◆ Brief: Report how many lines of the listing below include the word "Леси". Give nothing but the number.

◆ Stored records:
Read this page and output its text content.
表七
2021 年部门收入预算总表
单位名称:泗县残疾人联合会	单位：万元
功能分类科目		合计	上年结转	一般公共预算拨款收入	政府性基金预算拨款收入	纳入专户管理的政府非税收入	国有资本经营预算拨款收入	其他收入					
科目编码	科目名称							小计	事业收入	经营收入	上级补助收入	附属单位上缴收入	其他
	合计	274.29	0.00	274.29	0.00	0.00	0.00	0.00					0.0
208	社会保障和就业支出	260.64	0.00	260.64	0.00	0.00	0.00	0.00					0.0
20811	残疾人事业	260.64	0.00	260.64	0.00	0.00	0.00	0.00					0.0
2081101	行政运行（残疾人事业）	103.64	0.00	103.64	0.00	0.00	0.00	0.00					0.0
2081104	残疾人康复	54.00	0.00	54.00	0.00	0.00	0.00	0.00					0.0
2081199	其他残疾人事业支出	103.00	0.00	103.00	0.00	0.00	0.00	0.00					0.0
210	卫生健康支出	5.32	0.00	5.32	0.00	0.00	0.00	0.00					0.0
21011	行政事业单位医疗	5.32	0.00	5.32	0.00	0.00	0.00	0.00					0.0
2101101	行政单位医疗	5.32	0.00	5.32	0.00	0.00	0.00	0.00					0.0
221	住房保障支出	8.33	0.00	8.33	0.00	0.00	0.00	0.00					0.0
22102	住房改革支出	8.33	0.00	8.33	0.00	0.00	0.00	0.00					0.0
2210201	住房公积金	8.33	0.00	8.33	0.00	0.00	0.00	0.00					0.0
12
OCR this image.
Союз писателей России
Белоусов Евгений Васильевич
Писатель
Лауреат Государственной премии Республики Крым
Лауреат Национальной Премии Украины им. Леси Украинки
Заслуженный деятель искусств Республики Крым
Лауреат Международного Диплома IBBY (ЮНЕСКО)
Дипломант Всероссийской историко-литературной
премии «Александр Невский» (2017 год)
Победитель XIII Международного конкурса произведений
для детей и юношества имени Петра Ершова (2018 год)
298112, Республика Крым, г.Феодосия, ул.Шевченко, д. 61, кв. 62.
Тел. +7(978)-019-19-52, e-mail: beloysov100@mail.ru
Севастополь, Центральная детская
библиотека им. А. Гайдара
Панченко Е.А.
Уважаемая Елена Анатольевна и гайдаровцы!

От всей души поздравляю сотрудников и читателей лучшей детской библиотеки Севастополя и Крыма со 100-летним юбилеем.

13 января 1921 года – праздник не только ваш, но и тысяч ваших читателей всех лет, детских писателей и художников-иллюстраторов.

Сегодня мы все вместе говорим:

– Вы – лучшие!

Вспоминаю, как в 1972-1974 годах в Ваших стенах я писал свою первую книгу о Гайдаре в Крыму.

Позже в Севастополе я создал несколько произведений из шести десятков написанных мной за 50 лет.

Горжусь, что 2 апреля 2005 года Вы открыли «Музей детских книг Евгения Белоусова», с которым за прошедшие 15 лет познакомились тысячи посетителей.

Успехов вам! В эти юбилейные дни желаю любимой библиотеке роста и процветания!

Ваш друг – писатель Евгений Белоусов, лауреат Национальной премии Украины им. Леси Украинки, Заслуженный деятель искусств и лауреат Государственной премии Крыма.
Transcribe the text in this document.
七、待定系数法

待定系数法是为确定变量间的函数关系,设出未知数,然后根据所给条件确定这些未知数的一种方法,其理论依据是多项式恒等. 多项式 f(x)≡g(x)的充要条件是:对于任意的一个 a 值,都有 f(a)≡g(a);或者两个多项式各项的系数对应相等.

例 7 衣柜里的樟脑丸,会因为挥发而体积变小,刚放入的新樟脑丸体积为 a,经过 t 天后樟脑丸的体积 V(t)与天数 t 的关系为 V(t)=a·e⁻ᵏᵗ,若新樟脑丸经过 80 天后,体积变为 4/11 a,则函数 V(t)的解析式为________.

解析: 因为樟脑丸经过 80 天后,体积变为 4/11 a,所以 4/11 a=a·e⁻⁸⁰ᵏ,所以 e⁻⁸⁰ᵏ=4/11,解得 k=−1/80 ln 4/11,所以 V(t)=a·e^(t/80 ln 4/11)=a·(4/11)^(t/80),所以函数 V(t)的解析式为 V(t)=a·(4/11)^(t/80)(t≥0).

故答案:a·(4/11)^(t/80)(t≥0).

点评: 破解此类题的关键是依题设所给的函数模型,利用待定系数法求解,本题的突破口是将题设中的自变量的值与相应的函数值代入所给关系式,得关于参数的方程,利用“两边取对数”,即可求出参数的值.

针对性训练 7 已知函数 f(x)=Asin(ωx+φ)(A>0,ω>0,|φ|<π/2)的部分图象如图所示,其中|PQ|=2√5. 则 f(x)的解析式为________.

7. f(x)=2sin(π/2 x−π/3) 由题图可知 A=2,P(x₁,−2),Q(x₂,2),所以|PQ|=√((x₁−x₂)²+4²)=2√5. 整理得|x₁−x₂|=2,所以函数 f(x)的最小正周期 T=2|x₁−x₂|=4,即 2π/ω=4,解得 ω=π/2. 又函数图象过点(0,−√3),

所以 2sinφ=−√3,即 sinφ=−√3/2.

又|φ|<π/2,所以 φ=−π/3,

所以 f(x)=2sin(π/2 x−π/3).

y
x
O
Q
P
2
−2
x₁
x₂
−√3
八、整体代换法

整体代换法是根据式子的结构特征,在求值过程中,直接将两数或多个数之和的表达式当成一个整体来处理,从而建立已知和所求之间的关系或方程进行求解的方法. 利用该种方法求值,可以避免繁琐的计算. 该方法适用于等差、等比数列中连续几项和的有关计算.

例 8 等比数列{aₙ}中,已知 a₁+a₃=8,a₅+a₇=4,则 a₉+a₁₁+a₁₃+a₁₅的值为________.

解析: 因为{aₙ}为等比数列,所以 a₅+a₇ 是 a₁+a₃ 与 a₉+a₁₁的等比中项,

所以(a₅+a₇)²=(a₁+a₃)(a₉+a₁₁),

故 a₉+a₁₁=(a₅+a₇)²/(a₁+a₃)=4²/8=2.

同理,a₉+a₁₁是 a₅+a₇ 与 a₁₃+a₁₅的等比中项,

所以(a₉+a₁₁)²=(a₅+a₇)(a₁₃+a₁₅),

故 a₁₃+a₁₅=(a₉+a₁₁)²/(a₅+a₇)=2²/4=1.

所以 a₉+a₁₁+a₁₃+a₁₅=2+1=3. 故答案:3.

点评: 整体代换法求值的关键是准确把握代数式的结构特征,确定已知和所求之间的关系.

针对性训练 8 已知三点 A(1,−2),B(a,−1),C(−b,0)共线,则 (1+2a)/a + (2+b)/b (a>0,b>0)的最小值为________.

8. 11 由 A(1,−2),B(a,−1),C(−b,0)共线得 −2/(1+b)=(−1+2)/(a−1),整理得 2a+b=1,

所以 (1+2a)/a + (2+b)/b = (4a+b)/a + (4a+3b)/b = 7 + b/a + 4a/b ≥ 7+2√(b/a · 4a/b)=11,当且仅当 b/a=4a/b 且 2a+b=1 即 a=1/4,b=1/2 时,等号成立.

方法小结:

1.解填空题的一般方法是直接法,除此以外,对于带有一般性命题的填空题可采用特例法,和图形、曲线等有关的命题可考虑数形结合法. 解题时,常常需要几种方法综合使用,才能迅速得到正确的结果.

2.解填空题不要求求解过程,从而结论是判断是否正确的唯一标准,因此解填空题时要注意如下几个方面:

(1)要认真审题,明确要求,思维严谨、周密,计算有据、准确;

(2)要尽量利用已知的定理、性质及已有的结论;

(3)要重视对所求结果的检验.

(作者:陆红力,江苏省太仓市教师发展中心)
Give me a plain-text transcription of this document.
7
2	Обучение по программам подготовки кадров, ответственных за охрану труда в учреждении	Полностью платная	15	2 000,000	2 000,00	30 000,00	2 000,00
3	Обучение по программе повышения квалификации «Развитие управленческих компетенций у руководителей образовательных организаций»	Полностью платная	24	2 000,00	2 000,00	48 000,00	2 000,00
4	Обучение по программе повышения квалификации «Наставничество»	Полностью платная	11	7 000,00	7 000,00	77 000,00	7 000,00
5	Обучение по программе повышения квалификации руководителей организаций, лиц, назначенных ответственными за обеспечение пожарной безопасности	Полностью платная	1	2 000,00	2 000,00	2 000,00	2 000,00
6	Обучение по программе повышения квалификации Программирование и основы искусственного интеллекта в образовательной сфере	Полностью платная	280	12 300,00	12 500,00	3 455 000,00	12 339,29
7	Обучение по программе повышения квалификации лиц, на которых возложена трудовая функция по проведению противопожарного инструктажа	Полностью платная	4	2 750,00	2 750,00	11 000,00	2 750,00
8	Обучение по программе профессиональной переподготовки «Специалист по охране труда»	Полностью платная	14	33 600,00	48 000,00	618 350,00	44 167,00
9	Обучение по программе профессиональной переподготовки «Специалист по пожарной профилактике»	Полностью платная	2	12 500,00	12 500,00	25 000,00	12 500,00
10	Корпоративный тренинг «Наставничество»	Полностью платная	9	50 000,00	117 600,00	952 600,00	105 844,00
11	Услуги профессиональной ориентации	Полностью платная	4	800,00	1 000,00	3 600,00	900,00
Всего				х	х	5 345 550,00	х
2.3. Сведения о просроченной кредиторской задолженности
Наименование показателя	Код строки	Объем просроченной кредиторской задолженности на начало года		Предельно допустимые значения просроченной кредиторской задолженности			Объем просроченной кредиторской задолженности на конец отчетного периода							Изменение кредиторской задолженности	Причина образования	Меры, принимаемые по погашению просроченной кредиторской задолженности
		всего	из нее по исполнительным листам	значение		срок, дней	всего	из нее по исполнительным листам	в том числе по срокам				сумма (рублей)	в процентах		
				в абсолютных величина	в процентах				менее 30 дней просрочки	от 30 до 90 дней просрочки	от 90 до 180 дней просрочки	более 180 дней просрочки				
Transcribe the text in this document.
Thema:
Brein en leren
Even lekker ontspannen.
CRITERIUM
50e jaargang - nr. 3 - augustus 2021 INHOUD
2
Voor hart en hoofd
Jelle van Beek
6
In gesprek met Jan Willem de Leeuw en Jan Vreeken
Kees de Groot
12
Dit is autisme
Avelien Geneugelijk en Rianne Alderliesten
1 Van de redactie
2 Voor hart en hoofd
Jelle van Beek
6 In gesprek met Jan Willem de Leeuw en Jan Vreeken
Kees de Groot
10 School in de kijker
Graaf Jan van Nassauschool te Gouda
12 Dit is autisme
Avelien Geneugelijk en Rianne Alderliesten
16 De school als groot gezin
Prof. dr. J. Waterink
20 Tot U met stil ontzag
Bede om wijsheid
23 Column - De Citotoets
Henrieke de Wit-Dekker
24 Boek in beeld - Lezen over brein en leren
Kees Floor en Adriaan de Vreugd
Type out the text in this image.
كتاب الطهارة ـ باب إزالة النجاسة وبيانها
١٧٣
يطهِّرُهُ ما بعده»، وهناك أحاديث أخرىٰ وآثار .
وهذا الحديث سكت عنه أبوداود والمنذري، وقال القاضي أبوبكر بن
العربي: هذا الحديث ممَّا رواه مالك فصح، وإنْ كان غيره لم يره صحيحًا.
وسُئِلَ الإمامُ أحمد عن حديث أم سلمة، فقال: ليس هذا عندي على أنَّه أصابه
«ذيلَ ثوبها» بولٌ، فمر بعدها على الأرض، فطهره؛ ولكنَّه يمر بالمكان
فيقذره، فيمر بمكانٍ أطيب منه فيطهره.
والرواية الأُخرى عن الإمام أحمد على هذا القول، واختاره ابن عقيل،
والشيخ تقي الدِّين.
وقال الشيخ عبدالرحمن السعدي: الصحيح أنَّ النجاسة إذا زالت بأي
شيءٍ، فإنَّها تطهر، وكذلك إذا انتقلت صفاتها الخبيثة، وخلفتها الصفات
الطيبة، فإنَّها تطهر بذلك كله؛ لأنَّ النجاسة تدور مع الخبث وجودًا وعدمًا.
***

◆ Written response: 2